What is being asked. All lines below must be repeated exactly, with the pictures omitted.

Raw data.
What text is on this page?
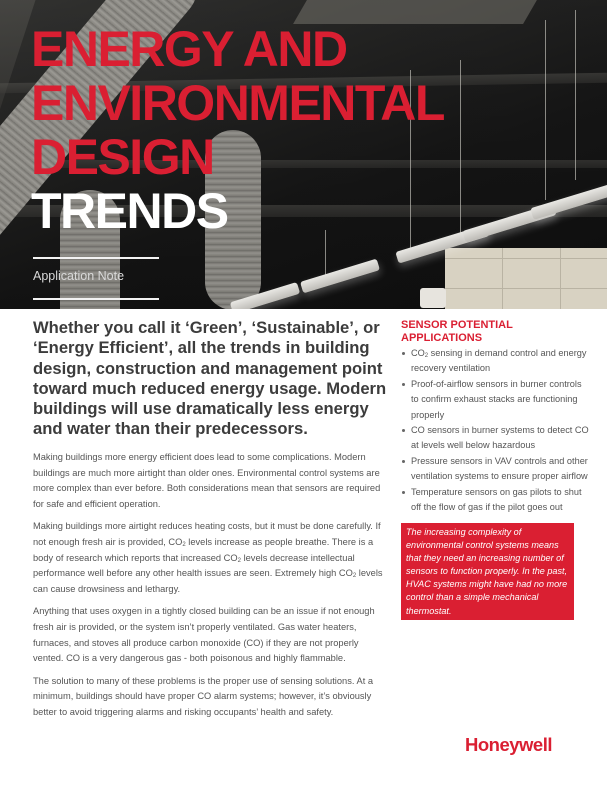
ENERGY AND
ENVIRONMENTAL
DESIGN
TRENDS
Application Note
Whether you call it ‘Green’, ‘Sustainable’, or ‘Energy Efficient’, all the trends in building design, construction and management point toward much reduced energy usage. Modern buildings will use dramatically less energy and water than their predecessors.

Making buildings more energy efficient does lead to some complications. Modern buildings are much more airtight than older ones. Environmental control systems are more complex than ever before. Both considerations mean that sensors are required for safe and efficient operation.

Making buildings more airtight reduces heating costs, but it must be done carefully. If not enough fresh air is provided, $CO_2$ levels increase as people breathe. There is a body of research which reports that increased $CO_2$ levels decrease intellectual performance well before any other health issues are seen. Extremely high $CO_2$ levels can cause drowsiness and lethargy.

Anything that uses oxygen in a tightly closed building can be an issue if not enough fresh air is provided, or the system isn’t properly ventilated. Gas water heaters, furnaces, and stoves all produce carbon monoxide (CO) if they are not properly vented. CO is a very dangerous gas - both poisonous and highly flammable.

The solution to many of these problems is the proper use of sensing solutions. At a minimum, buildings should have proper CO alarm systems; however, it’s obviously better to avoid triggering alarms and risking occupants’ health and safety.

SENSOR POTENTIAL
APPLICATIONS
$CO_2$ sensing in demand control and energy recovery ventilation
Proof-of-airflow sensors in burner controls to confirm exhaust stacks are functioning properly
CO sensors in burner systems to detect CO at levels well below hazardous
Pressure sensors in VAV controls and other ventilation systems to ensure proper airflow
Temperature sensors on gas pilots to shut off the flow of gas if the pilot goes out
The increasing complexity of environmental control systems means that they need an increasing number of sensors to function properly. In the past, HVAC systems might have had no more control than a simple mechanical thermostat.
Honeywell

Written answer.
What text is on this page?
ENERGY AND
ENVIRONMENTAL
DESIGN
TRENDS
Application Note
Whether you call it ‘Green’, ‘Sustainable’, or ‘Energy Efficient’, all the trends in building design, construction and management point toward much reduced energy usage. Modern buildings will use dramatically less energy and water than their predecessors.

Making buildings more energy efficient does lead to some complications. Modern buildings are much more airtight than older ones. Environmental control systems are more complex than ever before. Both considerations mean that sensors are required for safe and efficient operation.

Making buildings more airtight reduces heating costs, but it must be done carefully. If not enough fresh air is provided, $CO_2$ levels increase as people breathe. There is a body of research which reports that increased $CO_2$ levels decrease intellectual performance well before any other health issues are seen. Extremely high $CO_2$ levels can cause drowsiness and lethargy.

Anything that uses oxygen in a tightly closed building can be an issue if not enough fresh air is provided, or the system isn’t properly ventilated. Gas water heaters, furnaces, and stoves all produce carbon monoxide (CO) if they are not properly vented. CO is a very dangerous gas - both poisonous and highly flammable.

The solution to many of these problems is the proper use of sensing solutions. At a minimum, buildings should have proper CO alarm systems; however, it’s obviously better to avoid triggering alarms and risking occupants’ health and safety.

SENSOR POTENTIAL
APPLICATIONS
$CO_2$ sensing in demand control and energy recovery ventilation
Proof-of-airflow sensors in burner controls to confirm exhaust stacks are functioning properly
CO sensors in burner systems to detect CO at levels well below hazardous
Pressure sensors in VAV controls and other ventilation systems to ensure proper airflow
Temperature sensors on gas pilots to shut off the flow of gas if the pilot goes out
The increasing complexity of environmental control systems means that they need an increasing number of sensors to function properly. In the past, HVAC systems might have had no more control than a simple mechanical thermostat.
Honeywell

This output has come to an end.